[Dataset rows about figures]
----------
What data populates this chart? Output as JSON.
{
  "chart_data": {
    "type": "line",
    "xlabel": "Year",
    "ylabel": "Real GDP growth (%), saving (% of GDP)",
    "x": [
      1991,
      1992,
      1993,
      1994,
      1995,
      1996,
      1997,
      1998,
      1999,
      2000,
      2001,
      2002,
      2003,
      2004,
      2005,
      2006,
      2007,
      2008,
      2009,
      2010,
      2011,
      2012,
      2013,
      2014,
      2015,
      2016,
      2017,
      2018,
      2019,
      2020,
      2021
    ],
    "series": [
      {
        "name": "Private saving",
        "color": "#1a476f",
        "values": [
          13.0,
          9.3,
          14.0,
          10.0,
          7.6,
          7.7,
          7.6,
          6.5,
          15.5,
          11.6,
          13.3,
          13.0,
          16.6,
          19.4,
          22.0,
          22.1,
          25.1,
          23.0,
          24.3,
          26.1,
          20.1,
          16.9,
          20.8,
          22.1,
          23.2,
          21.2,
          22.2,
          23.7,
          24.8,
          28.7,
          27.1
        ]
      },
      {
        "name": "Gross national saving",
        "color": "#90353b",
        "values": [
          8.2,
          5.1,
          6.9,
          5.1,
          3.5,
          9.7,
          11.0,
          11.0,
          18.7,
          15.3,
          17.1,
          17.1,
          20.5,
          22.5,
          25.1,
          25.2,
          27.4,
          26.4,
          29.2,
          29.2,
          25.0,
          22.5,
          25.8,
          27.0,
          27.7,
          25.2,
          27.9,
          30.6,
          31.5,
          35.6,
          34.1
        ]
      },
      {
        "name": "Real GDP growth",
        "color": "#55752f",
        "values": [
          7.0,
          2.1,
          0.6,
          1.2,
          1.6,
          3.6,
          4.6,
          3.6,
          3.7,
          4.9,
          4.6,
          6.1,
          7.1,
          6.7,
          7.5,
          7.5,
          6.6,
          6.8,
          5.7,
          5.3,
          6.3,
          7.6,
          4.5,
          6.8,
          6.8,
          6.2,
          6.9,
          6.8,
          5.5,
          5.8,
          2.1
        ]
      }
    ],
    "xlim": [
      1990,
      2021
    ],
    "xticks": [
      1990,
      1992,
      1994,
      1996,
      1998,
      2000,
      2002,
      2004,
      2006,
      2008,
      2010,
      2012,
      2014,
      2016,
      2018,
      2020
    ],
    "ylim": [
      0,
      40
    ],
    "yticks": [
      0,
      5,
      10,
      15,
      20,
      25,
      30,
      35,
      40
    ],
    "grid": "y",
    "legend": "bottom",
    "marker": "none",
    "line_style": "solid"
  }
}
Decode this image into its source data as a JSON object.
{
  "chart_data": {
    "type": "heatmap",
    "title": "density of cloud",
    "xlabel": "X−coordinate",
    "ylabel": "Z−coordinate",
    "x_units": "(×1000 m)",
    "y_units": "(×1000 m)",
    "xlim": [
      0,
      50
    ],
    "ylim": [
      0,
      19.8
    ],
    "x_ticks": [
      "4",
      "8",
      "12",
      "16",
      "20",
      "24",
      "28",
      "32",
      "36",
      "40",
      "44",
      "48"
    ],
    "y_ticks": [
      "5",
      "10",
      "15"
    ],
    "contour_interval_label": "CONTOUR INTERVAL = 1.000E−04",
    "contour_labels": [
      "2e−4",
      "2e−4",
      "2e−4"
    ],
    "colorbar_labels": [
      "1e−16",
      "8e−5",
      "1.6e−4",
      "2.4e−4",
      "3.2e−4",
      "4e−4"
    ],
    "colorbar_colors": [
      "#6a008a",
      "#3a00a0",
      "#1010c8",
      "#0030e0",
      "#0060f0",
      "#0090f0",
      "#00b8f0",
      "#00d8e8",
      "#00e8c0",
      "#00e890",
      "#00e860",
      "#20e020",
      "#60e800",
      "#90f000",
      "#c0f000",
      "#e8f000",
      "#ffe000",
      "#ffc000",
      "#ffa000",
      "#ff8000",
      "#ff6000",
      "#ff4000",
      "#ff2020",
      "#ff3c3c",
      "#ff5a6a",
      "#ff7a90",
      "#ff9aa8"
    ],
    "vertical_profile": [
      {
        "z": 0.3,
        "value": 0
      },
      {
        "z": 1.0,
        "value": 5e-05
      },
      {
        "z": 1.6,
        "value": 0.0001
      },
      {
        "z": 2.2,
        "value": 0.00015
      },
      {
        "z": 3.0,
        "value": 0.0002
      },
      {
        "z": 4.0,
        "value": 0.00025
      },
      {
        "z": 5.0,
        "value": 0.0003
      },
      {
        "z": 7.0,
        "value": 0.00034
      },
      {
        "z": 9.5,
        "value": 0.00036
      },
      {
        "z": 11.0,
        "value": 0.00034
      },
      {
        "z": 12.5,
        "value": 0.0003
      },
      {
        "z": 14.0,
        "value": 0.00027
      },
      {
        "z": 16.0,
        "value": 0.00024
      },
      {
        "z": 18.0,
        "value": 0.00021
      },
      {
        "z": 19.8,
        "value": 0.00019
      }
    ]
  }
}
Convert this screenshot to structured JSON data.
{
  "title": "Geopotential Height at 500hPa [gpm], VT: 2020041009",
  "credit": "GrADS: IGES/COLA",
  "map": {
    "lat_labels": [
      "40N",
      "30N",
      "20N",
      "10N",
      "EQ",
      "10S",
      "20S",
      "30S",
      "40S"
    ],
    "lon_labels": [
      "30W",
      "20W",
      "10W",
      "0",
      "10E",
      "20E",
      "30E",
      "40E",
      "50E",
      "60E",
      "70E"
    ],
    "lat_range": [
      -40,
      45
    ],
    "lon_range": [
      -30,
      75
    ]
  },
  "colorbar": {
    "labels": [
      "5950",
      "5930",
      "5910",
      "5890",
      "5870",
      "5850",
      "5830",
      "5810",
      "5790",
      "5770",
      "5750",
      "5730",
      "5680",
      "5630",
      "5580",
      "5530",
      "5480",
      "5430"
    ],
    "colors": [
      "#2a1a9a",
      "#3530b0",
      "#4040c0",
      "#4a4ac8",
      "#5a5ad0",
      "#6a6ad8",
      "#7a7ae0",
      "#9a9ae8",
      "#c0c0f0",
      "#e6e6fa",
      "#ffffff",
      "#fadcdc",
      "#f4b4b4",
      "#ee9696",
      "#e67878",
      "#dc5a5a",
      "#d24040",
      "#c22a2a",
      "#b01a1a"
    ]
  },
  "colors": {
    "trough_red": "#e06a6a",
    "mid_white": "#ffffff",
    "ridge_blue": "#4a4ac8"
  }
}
----------
* _Description of the task_: Generate an exact reproduction of all entries.

* _Result_:
What data populates this chart? Output as JSON.
{
  "chart_data": {
    "type": "line",
    "xlabel": "Year",
    "ylabel": "Real GDP growth (%), saving (% of GDP)",
    "x": [
      1991,
      1992,
      1993,
      1994,
      1995,
      1996,
      1997,
      1998,
      1999,
      2000,
      2001,
      2002,
      2003,
      2004,
      2005,
      2006,
      2007,
      2008,
      2009,
      2010,
      2011,
      2012,
      2013,
      2014,
      2015,
      2016,
      2017,
      2018,
      2019,
      2020,
      2021
    ],
    "series": [
      {
        "name": "Private saving",
        "color": "#1a476f",
        "values": [
          13.0,
          9.3,
          14.0,
          10.0,
          7.6,
          7.7,
          7.6,
          6.5,
          15.5,
          11.6,
          13.3,
          13.0,
          16.6,
          19.4,
          22.0,
          22.1,
          25.1,
          23.0,
          24.3,
          26.1,
          20.1,
          16.9,
          20.8,
          22.1,
          23.2,
          21.2,
          22.2,
          23.7,
          24.8,
          28.7,
          27.1
        ]
      },
      {
        "name": "Gross national saving",
        "color": "#90353b",
        "values": [
          8.2,
          5.1,
          6.9,
          5.1,
          3.5,
          9.7,
          11.0,
          11.0,
          18.7,
          15.3,
          17.1,
          17.1,
          20.5,
          22.5,
          25.1,
          25.2,
          27.4,
          26.4,
          29.2,
          29.2,
          25.0,
          22.5,
          25.8,
          27.0,
          27.7,
          25.2,
          27.9,
          30.6,
          31.5,
          35.6,
          34.1
        ]
      },
      {
        "name": "Real GDP growth",
        "color": "#55752f",
        "values": [
          7.0,
          2.1,
          0.6,
          1.2,
          1.6,
          3.6,
          4.6,
          3.6,
          3.7,
          4.9,
          4.6,
          6.1,
          7.1,
          6.7,
          7.5,
          7.5,
          6.6,
          6.8,
          5.7,
          5.3,
          6.3,
          7.6,
          4.5,
          6.8,
          6.8,
          6.2,
          6.9,
          6.8,
          5.5,
          5.8,
          2.1
        ]
      }
    ],
    "xlim": [
      1990,
      2021
    ],
    "xticks": [
      1990,
      1992,
      1994,
      1996,
      1998,
      2000,
      2002,
      2004,
      2006,
      2008,
      2010,
      2012,
      2014,
      2016,
      2018,
      2020
    ],
    "ylim": [
      0,
      40
    ],
    "yticks": [
      0,
      5,
      10,
      15,
      20,
      25,
      30,
      35,
      40
    ],
    "grid": "y",
    "legend": "bottom",
    "marker": "none",
    "line_style": "solid"
  }
}
Decode this image into its source data as a JSON object.
{
  "chart_data": {
    "type": "heatmap",
    "title": "density of cloud",
    "xlabel": "X−coordinate",
    "ylabel": "Z−coordinate",
    "x_units": "(×1000 m)",
    "y_units": "(×1000 m)",
    "xlim": [
      0,
      50
    ],
    "ylim": [
      0,
      19.8
    ],
    "x_ticks": [
      "4",
      "8",
      "12",
      "16",
      "20",
      "24",
      "28",
      "32",
      "36",
      "40",
      "44",
      "48"
    ],
    "y_ticks": [
      "5",
      "10",
      "15"
    ],
    "contour_interval_label": "CONTOUR INTERVAL = 1.000E−04",
    "contour_labels": [
      "2e−4",
      "2e−4",
      "2e−4"
    ],
    "colorbar_labels": [
      "1e−16",
      "8e−5",
      "1.6e−4",
      "2.4e−4",
      "3.2e−4",
      "4e−4"
    ],
    "colorbar_colors": [
      "#6a008a",
      "#3a00a0",
      "#1010c8",
      "#0030e0",
      "#0060f0",
      "#0090f0",
      "#00b8f0",
      "#00d8e8",
      "#00e8c0",
      "#00e890",
      "#00e860",
      "#20e020",
      "#60e800",
      "#90f000",
      "#c0f000",
      "#e8f000",
      "#ffe000",
      "#ffc000",
      "#ffa000",
      "#ff8000",
      "#ff6000",
      "#ff4000",
      "#ff2020",
      "#ff3c3c",
      "#ff5a6a",
      "#ff7a90",
      "#ff9aa8"
    ],
    "vertical_profile": [
      {
        "z": 0.3,
        "value": 0
      },
      {
        "z": 1.0,
        "value": 5e-05
      },
      {
        "z": 1.6,
        "value": 0.0001
      },
      {
        "z": 2.2,
        "value": 0.00015
      },
      {
        "z": 3.0,
        "value": 0.0002
      },
      {
        "z": 4.0,
        "value": 0.00025
      },
      {
        "z": 5.0,
        "value": 0.0003
      },
      {
        "z": 7.0,
        "value": 0.00034
      },
      {
        "z": 9.5,
        "value": 0.00036
      },
      {
        "z": 11.0,
        "value": 0.00034
      },
      {
        "z": 12.5,
        "value": 0.0003
      },
      {
        "z": 14.0,
        "value": 0.00027
      },
      {
        "z": 16.0,
        "value": 0.00024
      },
      {
        "z": 18.0,
        "value": 0.00021
      },
      {
        "z": 19.8,
        "value": 0.00019
      }
    ]
  }
}
Convert this screenshot to structured JSON data.
{
  "title": "Geopotential Height at 500hPa [gpm], VT: 2020041009",
  "credit": "GrADS: IGES/COLA",
  "map": {
    "lat_labels": [
      "40N",
      "30N",
      "20N",
      "10N",
      "EQ",
      "10S",
      "20S",
      "30S",
      "40S"
    ],
    "lon_labels": [
      "30W",
      "20W",
      "10W",
      "0",
      "10E",
      "20E",
      "30E",
      "40E",
      "50E",
      "60E",
      "70E"
    ],
    "lat_range": [
      -40,
      45
    ],
    "lon_range": [
      -30,
      75
    ]
  },
  "colorbar": {
    "labels": [
      "5950",
      "5930",
      "5910",
      "5890",
      "5870",
      "5850",
      "5830",
      "5810",
      "5790",
      "5770",
      "5750",
      "5730",
      "5680",
      "5630",
      "5580",
      "5530",
      "5480",
      "5430"
    ],
    "colors": [
      "#2a1a9a",
      "#3530b0",
      "#4040c0",
      "#4a4ac8",
      "#5a5ad0",
      "#6a6ad8",
      "#7a7ae0",
      "#9a9ae8",
      "#c0c0f0",
      "#e6e6fa",
      "#ffffff",
      "#fadcdc",
      "#f4b4b4",
      "#ee9696",
      "#e67878",
      "#dc5a5a",
      "#d24040",
      "#c22a2a",
      "#b01a1a"
    ]
  },
  "colors": {
    "trough_red": "#e06a6a",
    "mid_white": "#ffffff",
    "ridge_blue": "#4a4ac8"
  }
}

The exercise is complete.